TASK BRIEF: Repeat every line below exactly, word for word.

DATA SUPPLIED:
- - -

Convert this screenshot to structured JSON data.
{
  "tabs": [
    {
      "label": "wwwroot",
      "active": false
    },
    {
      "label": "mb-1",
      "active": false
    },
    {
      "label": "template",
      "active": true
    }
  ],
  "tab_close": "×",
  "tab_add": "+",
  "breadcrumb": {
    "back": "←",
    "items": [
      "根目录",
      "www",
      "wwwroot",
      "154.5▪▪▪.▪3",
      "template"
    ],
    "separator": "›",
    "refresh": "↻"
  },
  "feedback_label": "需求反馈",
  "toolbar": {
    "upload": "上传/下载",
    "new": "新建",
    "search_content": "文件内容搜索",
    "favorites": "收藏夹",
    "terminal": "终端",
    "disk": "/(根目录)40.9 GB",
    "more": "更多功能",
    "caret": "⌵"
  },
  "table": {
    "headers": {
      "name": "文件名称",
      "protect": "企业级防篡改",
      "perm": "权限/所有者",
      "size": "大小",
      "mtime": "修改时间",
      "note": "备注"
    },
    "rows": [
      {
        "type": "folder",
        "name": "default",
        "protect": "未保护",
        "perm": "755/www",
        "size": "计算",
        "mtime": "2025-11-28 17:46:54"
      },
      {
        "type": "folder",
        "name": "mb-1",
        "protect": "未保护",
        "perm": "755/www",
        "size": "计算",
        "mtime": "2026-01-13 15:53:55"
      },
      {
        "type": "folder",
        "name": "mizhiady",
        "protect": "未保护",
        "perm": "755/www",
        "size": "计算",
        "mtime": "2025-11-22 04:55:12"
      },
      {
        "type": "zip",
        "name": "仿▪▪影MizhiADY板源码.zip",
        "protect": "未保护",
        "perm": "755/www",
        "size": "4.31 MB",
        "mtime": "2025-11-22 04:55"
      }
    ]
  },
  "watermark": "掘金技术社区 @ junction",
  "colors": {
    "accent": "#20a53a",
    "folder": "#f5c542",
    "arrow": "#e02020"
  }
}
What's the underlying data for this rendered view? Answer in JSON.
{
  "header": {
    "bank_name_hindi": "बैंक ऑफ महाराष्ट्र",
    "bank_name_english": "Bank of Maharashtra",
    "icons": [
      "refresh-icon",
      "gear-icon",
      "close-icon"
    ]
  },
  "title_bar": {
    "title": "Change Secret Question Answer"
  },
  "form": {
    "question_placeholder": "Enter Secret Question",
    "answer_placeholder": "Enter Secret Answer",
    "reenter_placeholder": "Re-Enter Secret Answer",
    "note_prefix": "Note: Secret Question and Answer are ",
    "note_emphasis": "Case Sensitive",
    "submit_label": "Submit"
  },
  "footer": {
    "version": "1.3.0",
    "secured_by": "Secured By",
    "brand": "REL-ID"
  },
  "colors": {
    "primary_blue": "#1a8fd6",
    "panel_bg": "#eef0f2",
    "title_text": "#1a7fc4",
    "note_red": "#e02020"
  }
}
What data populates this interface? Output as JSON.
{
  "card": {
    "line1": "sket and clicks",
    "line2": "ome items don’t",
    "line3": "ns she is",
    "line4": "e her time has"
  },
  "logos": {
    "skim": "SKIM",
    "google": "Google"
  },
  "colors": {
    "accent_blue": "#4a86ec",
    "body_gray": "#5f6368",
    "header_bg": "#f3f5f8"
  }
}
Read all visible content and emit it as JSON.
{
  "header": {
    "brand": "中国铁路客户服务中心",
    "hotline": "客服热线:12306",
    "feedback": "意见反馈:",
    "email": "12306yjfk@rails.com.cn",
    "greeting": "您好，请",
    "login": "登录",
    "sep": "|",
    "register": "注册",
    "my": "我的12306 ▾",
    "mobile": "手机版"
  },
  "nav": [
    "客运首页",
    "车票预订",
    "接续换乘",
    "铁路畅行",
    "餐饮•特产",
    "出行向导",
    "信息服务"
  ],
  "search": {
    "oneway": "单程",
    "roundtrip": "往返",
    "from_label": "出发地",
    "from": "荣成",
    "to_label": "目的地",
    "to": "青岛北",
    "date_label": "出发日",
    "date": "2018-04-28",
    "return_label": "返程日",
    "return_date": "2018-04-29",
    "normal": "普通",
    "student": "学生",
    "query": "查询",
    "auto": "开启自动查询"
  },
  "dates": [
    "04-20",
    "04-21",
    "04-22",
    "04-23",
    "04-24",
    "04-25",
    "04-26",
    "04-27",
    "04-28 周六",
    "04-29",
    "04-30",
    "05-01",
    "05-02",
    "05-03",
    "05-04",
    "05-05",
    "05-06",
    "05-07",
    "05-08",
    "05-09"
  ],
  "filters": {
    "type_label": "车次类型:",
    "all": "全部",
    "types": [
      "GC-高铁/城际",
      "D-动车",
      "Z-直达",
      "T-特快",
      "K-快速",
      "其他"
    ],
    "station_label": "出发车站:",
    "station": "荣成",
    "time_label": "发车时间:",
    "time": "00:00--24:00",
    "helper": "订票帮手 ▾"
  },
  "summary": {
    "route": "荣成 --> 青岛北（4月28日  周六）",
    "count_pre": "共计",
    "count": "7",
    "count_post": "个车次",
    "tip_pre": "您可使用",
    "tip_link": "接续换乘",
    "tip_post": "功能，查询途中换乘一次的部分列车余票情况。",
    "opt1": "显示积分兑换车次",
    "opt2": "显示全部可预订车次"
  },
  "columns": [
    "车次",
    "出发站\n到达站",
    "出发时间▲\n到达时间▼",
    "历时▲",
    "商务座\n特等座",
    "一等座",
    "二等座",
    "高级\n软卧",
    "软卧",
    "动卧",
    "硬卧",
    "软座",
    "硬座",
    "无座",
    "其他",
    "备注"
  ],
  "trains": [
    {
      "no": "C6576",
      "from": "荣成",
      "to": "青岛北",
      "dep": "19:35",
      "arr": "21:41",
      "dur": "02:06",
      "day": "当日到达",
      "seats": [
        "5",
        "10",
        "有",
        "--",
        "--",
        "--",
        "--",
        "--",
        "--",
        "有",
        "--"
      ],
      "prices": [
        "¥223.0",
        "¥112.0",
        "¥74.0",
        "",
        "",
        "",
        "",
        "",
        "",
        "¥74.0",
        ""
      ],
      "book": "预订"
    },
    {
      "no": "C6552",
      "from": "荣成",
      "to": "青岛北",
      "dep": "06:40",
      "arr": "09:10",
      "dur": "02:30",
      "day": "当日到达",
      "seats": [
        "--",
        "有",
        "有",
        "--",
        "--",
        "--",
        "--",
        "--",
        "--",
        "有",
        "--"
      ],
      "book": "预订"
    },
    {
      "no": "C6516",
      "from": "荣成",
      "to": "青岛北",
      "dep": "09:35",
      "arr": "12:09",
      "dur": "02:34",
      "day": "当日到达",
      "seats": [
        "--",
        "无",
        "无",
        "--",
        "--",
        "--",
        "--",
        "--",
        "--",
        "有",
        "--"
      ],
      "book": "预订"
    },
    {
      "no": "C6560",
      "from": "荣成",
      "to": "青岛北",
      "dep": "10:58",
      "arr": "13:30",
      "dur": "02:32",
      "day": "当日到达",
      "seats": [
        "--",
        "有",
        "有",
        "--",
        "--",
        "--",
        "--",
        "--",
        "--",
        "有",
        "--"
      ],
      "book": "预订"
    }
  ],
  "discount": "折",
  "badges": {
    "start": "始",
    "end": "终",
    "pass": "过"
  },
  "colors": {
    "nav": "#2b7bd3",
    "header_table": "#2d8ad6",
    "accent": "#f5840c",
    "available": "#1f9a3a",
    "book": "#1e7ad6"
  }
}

- - -

ANSWER IN FULL:
Convert this screenshot to structured JSON data.
{
  "tabs": [
    {
      "label": "wwwroot",
      "active": false
    },
    {
      "label": "mb-1",
      "active": false
    },
    {
      "label": "template",
      "active": true
    }
  ],
  "tab_close": "×",
  "tab_add": "+",
  "breadcrumb": {
    "back": "←",
    "items": [
      "根目录",
      "www",
      "wwwroot",
      "154.5▪▪▪.▪3",
      "template"
    ],
    "separator": "›",
    "refresh": "↻"
  },
  "feedback_label": "需求反馈",
  "toolbar": {
    "upload": "上传/下载",
    "new": "新建",
    "search_content": "文件内容搜索",
    "favorites": "收藏夹",
    "terminal": "终端",
    "disk": "/(根目录)40.9 GB",
    "more": "更多功能",
    "caret": "⌵"
  },
  "table": {
    "headers": {
      "name": "文件名称",
      "protect": "企业级防篡改",
      "perm": "权限/所有者",
      "size": "大小",
      "mtime": "修改时间",
      "note": "备注"
    },
    "rows": [
      {
        "type": "folder",
        "name": "default",
        "protect": "未保护",
        "perm": "755/www",
        "size": "计算",
        "mtime": "2025-11-28 17:46:54"
      },
      {
        "type": "folder",
        "name": "mb-1",
        "protect": "未保护",
        "perm": "755/www",
        "size": "计算",
        "mtime": "2026-01-13 15:53:55"
      },
      {
        "type": "folder",
        "name": "mizhiady",
        "protect": "未保护",
        "perm": "755/www",
        "size": "计算",
        "mtime": "2025-11-22 04:55:12"
      },
      {
        "type": "zip",
        "name": "仿▪▪影MizhiADY板源码.zip",
        "protect": "未保护",
        "perm": "755/www",
        "size": "4.31 MB",
        "mtime": "2025-11-22 04:55"
      }
    ]
  },
  "watermark": "掘金技术社区 @ junction",
  "colors": {
    "accent": "#20a53a",
    "folder": "#f5c542",
    "arrow": "#e02020"
  }
}
What's the underlying data for this rendered view? Answer in JSON.
{
  "header": {
    "bank_name_hindi": "बैंक ऑफ महाराष्ट्र",
    "bank_name_english": "Bank of Maharashtra",
    "icons": [
      "refresh-icon",
      "gear-icon",
      "close-icon"
    ]
  },
  "title_bar": {
    "title": "Change Secret Question Answer"
  },
  "form": {
    "question_placeholder": "Enter Secret Question",
    "answer_placeholder": "Enter Secret Answer",
    "reenter_placeholder": "Re-Enter Secret Answer",
    "note_prefix": "Note: Secret Question and Answer are ",
    "note_emphasis": "Case Sensitive",
    "submit_label": "Submit"
  },
  "footer": {
    "version": "1.3.0",
    "secured_by": "Secured By",
    "brand": "REL-ID"
  },
  "colors": {
    "primary_blue": "#1a8fd6",
    "panel_bg": "#eef0f2",
    "title_text": "#1a7fc4",
    "note_red": "#e02020"
  }
}
What data populates this interface? Output as JSON.
{
  "card": {
    "line1": "sket and clicks",
    "line2": "ome items don’t",
    "line3": "ns she is",
    "line4": "e her time has"
  },
  "logos": {
    "skim": "SKIM",
    "google": "Google"
  },
  "colors": {
    "accent_blue": "#4a86ec",
    "body_gray": "#5f6368",
    "header_bg": "#f3f5f8"
  }
}
Read all visible content and emit it as JSON.
{
  "header": {
    "brand": "中国铁路客户服务中心",
    "hotline": "客服热线:12306",
    "feedback": "意见反馈:",
    "email": "12306yjfk@rails.com.cn",
    "greeting": "您好，请",
    "login": "登录",
    "sep": "|",
    "register": "注册",
    "my": "我的12306 ▾",
    "mobile": "手机版"
  },
  "nav": [
    "客运首页",
    "车票预订",
    "接续换乘",
    "铁路畅行",
    "餐饮•特产",
    "出行向导",
    "信息服务"
  ],
  "search": {
    "oneway": "单程",
    "roundtrip": "往返",
    "from_label": "出发地",
    "from": "荣成",
    "to_label": "目的地",
    "to": "青岛北",
    "date_label": "出发日",
    "date": "2018-04-28",
    "return_label": "返程日",
    "return_date": "2018-04-29",
    "normal": "普通",
    "student": "学生",
    "query": "查询",
    "auto": "开启自动查询"
  },
  "dates": [
    "04-20",
    "04-21",
    "04-22",
    "04-23",
    "04-24",
    "04-25",
    "04-26",
    "04-27",
    "04-28 周六",
    "04-29",
    "04-30",
    "05-01",
    "05-02",
    "05-03",
    "05-04",
    "05-05",
    "05-06",
    "05-07",
    "05-08",
    "05-09"
  ],
  "filters": {
    "type_label": "车次类型:",
    "all": "全部",
    "types": [
      "GC-高铁/城际",
      "D-动车",
      "Z-直达",
      "T-特快",
      "K-快速",
      "其他"
    ],
    "station_label": "出发车站:",
    "station": "荣成",
    "time_label": "发车时间:",
    "time": "00:00--24:00",
    "helper": "订票帮手 ▾"
  },
  "summary": {
    "route": "荣成 --> 青岛北（4月28日  周六）",
    "count_pre": "共计",
    "count": "7",
    "count_post": "个车次",
    "tip_pre": "您可使用",
    "tip_link": "接续换乘",
    "tip_post": "功能，查询途中换乘一次的部分列车余票情况。",
    "opt1": "显示积分兑换车次",
    "opt2": "显示全部可预订车次"
  },
  "columns": [
    "车次",
    "出发站\n到达站",
    "出发时间▲\n到达时间▼",
    "历时▲",
    "商务座\n特等座",
    "一等座",
    "二等座",
    "高级\n软卧",
    "软卧",
    "动卧",
    "硬卧",
    "软座",
    "硬座",
    "无座",
    "其他",
    "备注"
  ],
  "trains": [
    {
      "no": "C6576",
      "from": "荣成",
      "to": "青岛北",
      "dep": "19:35",
      "arr": "21:41",
      "dur": "02:06",
      "day": "当日到达",
      "seats": [
        "5",
        "10",
        "有",
        "--",
        "--",
        "--",
        "--",
        "--",
        "--",
        "有",
        "--"
      ],
      "prices": [
        "¥223.0",
        "¥112.0",
        "¥74.0",
        "",
        "",
        "",
        "",
        "",
        "",
        "¥74.0",
        ""
      ],
      "book": "预订"
    },
    {
      "no": "C6552",
      "from": "荣成",
      "to": "青岛北",
      "dep": "06:40",
      "arr": "09:10",
      "dur": "02:30",
      "day": "当日到达",
      "seats": [
        "--",
        "有",
        "有",
        "--",
        "--",
        "--",
        "--",
        "--",
        "--",
        "有",
        "--"
      ],
      "book": "预订"
    },
    {
      "no": "C6516",
      "from": "荣成",
      "to": "青岛北",
      "dep": "09:35",
      "arr": "12:09",
      "dur": "02:34",
      "day": "当日到达",
      "seats": [
        "--",
        "无",
        "无",
        "--",
        "--",
        "--",
        "--",
        "--",
        "--",
        "有",
        "--"
      ],
      "book": "预订"
    },
    {
      "no": "C6560",
      "from": "荣成",
      "to": "青岛北",
      "dep": "10:58",
      "arr": "13:30",
      "dur": "02:32",
      "day": "当日到达",
      "seats": [
        "--",
        "有",
        "有",
        "--",
        "--",
        "--",
        "--",
        "--",
        "--",
        "有",
        "--"
      ],
      "book": "预订"
    }
  ],
  "discount": "折",
  "badges": {
    "start": "始",
    "end": "终",
    "pass": "过"
  },
  "colors": {
    "nav": "#2b7bd3",
    "header_table": "#2d8ad6",
    "accent": "#f5840c",
    "available": "#1f9a3a",
    "book": "#1e7ad6"
  }
}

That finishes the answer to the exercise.